● OBJECTIVE: Pictures do not belong in your copy. Repeat all the other data exactly.

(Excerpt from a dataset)

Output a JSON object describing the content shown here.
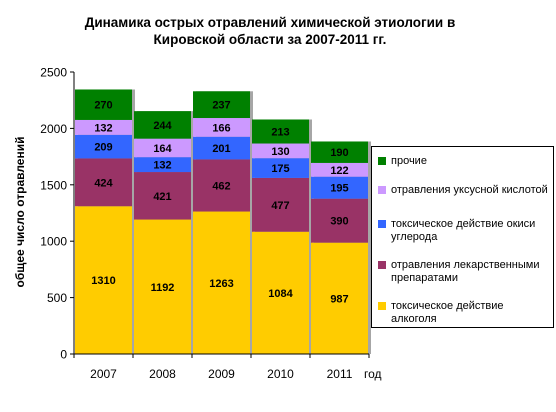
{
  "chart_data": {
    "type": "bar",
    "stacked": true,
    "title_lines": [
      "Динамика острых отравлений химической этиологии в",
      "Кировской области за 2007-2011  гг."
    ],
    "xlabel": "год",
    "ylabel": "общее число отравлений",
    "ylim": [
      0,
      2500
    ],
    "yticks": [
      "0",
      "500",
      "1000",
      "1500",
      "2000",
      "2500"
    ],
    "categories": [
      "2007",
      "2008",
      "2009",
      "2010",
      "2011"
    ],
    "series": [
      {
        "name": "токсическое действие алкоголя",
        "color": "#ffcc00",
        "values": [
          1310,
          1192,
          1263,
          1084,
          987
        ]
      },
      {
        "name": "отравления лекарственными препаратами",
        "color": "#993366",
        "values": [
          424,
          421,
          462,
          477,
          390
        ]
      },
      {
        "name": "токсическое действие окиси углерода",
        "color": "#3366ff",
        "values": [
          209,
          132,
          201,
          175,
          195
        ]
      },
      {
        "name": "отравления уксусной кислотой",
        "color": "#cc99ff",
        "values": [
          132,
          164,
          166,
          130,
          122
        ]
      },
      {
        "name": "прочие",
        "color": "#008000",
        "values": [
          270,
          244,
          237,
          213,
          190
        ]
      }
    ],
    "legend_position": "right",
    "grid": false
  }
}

● SOLUTION TO THIS PROBLEM:
Output a JSON object describing the content shown here.
{
  "chart_data": {
    "type": "bar",
    "stacked": true,
    "title_lines": [
      "Динамика острых отравлений химической этиологии в",
      "Кировской области за 2007-2011  гг."
    ],
    "xlabel": "год",
    "ylabel": "общее число отравлений",
    "ylim": [
      0,
      2500
    ],
    "yticks": [
      "0",
      "500",
      "1000",
      "1500",
      "2000",
      "2500"
    ],
    "categories": [
      "2007",
      "2008",
      "2009",
      "2010",
      "2011"
    ],
    "series": [
      {
        "name": "токсическое действие алкоголя",
        "color": "#ffcc00",
        "values": [
          1310,
          1192,
          1263,
          1084,
          987
        ]
      },
      {
        "name": "отравления лекарственными препаратами",
        "color": "#993366",
        "values": [
          424,
          421,
          462,
          477,
          390
        ]
      },
      {
        "name": "токсическое действие окиси углерода",
        "color": "#3366ff",
        "values": [
          209,
          132,
          201,
          175,
          195
        ]
      },
      {
        "name": "отравления уксусной кислотой",
        "color": "#cc99ff",
        "values": [
          132,
          164,
          166,
          130,
          122
        ]
      },
      {
        "name": "прочие",
        "color": "#008000",
        "values": [
          270,
          244,
          237,
          213,
          190
        ]
      }
    ],
    "legend_position": "right",
    "grid": false
  }
}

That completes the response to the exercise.